> TASK INPUTS:
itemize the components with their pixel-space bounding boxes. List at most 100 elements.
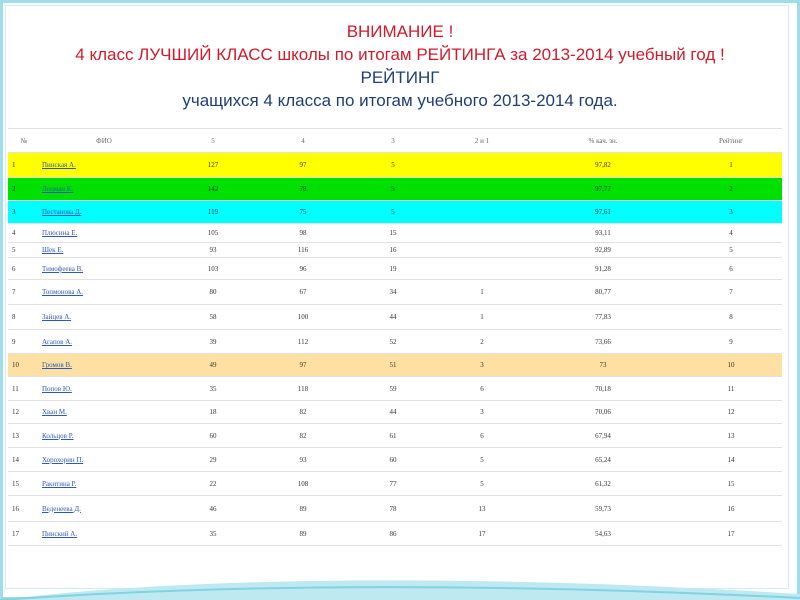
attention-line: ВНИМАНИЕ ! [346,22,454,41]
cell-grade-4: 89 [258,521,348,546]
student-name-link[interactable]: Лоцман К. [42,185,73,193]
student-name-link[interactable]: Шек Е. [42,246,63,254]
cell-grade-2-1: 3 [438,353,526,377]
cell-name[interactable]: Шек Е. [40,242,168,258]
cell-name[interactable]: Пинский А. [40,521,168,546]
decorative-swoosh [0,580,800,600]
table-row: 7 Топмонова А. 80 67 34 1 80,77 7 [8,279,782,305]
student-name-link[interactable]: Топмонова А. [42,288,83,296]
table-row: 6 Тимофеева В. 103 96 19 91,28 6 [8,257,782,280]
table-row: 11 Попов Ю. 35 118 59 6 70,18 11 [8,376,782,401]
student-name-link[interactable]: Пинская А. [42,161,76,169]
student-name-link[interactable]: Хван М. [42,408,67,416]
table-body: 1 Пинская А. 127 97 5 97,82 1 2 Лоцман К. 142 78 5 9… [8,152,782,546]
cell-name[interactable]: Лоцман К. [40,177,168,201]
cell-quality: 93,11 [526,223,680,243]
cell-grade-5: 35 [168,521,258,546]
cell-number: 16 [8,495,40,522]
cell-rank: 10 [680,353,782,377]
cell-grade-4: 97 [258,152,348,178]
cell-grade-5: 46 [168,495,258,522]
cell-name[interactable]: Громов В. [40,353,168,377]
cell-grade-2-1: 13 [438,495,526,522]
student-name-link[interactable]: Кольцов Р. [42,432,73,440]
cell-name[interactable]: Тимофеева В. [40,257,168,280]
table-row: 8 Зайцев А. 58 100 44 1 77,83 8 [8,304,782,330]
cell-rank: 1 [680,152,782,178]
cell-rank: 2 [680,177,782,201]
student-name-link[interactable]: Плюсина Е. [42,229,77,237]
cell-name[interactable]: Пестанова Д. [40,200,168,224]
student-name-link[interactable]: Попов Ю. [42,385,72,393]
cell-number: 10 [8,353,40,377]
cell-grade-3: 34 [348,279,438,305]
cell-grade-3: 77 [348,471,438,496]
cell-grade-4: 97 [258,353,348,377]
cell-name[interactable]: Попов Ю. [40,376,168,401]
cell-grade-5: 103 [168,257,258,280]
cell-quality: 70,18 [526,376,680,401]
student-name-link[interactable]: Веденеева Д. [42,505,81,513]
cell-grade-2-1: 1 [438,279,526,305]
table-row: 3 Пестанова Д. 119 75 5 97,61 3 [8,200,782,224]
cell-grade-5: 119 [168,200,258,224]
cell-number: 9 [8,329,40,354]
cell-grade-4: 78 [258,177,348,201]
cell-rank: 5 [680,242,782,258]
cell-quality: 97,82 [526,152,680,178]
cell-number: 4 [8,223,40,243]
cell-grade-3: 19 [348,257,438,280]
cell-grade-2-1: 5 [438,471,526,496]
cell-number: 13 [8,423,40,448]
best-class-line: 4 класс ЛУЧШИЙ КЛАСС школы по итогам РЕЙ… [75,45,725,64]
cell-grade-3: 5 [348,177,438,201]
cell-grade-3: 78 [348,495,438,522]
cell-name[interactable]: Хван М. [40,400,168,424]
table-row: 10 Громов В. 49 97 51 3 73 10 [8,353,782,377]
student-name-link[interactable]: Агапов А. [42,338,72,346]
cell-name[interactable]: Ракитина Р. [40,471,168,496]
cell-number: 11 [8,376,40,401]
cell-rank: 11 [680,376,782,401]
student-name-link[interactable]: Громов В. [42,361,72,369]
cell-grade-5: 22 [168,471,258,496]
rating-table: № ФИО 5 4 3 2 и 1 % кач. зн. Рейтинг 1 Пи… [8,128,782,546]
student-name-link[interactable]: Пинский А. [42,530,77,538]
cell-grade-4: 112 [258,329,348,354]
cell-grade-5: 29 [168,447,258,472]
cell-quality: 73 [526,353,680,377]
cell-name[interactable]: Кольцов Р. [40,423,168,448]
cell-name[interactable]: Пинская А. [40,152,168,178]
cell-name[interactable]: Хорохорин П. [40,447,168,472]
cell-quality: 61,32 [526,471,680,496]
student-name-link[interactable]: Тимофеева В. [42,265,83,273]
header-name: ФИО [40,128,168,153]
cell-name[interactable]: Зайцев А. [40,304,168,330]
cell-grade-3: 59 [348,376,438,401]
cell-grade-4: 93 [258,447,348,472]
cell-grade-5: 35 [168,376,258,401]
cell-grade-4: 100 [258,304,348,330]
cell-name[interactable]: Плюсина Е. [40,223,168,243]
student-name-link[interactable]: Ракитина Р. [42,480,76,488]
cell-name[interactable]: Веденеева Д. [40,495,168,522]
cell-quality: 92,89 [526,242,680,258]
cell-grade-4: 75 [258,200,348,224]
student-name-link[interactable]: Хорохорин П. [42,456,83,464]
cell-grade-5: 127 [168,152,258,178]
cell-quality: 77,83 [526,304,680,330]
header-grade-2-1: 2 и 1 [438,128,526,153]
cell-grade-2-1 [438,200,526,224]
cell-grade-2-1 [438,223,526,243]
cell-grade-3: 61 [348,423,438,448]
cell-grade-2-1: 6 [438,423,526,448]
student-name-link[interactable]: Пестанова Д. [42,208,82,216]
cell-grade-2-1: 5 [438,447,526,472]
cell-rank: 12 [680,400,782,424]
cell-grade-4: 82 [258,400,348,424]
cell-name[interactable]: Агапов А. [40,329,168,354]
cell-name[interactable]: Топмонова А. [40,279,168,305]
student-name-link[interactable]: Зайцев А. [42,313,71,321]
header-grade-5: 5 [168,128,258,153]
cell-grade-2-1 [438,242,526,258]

--

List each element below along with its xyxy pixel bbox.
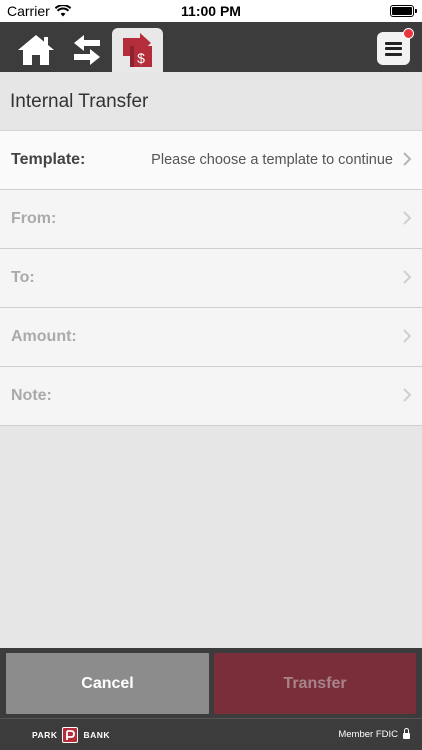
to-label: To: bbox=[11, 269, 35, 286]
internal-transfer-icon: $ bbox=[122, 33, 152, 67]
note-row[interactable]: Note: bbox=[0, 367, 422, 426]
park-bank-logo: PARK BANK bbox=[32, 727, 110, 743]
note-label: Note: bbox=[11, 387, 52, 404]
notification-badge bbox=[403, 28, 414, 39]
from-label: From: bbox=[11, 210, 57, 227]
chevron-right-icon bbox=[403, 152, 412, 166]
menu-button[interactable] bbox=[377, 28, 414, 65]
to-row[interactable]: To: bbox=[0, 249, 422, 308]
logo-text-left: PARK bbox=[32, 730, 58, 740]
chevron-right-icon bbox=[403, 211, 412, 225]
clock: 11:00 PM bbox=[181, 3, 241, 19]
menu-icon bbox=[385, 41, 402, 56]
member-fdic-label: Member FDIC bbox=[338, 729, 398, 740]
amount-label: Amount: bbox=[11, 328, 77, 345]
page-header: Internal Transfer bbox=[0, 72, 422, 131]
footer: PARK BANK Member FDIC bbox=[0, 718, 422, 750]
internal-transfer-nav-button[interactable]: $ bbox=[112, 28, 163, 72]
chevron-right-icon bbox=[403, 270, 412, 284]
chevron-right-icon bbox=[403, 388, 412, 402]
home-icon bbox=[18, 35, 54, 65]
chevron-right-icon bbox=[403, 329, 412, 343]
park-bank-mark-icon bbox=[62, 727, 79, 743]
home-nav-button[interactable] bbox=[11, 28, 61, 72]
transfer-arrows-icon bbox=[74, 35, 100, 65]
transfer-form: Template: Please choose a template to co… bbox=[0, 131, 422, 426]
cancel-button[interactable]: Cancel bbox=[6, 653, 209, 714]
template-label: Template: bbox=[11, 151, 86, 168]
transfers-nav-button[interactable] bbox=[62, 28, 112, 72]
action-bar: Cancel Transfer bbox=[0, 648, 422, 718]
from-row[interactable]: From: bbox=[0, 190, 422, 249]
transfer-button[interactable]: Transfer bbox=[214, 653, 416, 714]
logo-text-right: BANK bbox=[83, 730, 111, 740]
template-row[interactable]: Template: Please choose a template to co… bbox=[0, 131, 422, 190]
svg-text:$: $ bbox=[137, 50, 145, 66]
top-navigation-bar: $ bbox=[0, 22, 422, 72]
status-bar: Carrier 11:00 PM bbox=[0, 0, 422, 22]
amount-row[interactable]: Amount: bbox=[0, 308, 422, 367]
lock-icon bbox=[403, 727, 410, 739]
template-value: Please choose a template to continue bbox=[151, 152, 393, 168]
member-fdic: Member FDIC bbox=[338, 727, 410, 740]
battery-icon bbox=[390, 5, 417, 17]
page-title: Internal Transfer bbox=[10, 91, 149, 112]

> OBJECTIVE: Copy the listing lines from the line holding "to-label: To: bbox=[11, 269, 35, 286]" through the line holding "to-row[interactable]: To: bbox=[0, 249, 422, 308]", inclusive, and put "Memo:" wherever "Note:" appears, leaving everything else as it is.

> REPLY TO THE TASK:
to-label: To: bbox=[11, 269, 35, 286]
internal-transfer-icon: $ bbox=[122, 33, 152, 67]
note-row[interactable]: Memo: bbox=[0, 367, 422, 426]
park-bank-logo: PARK BANK bbox=[32, 727, 110, 743]
note-label: Memo: bbox=[11, 387, 52, 404]
notification-badge bbox=[403, 28, 414, 39]
from-label: From: bbox=[11, 210, 57, 227]
chevron-right-icon bbox=[403, 152, 412, 166]
menu-button[interactable] bbox=[377, 28, 414, 65]
to-row[interactable]: To: bbox=[0, 249, 422, 308]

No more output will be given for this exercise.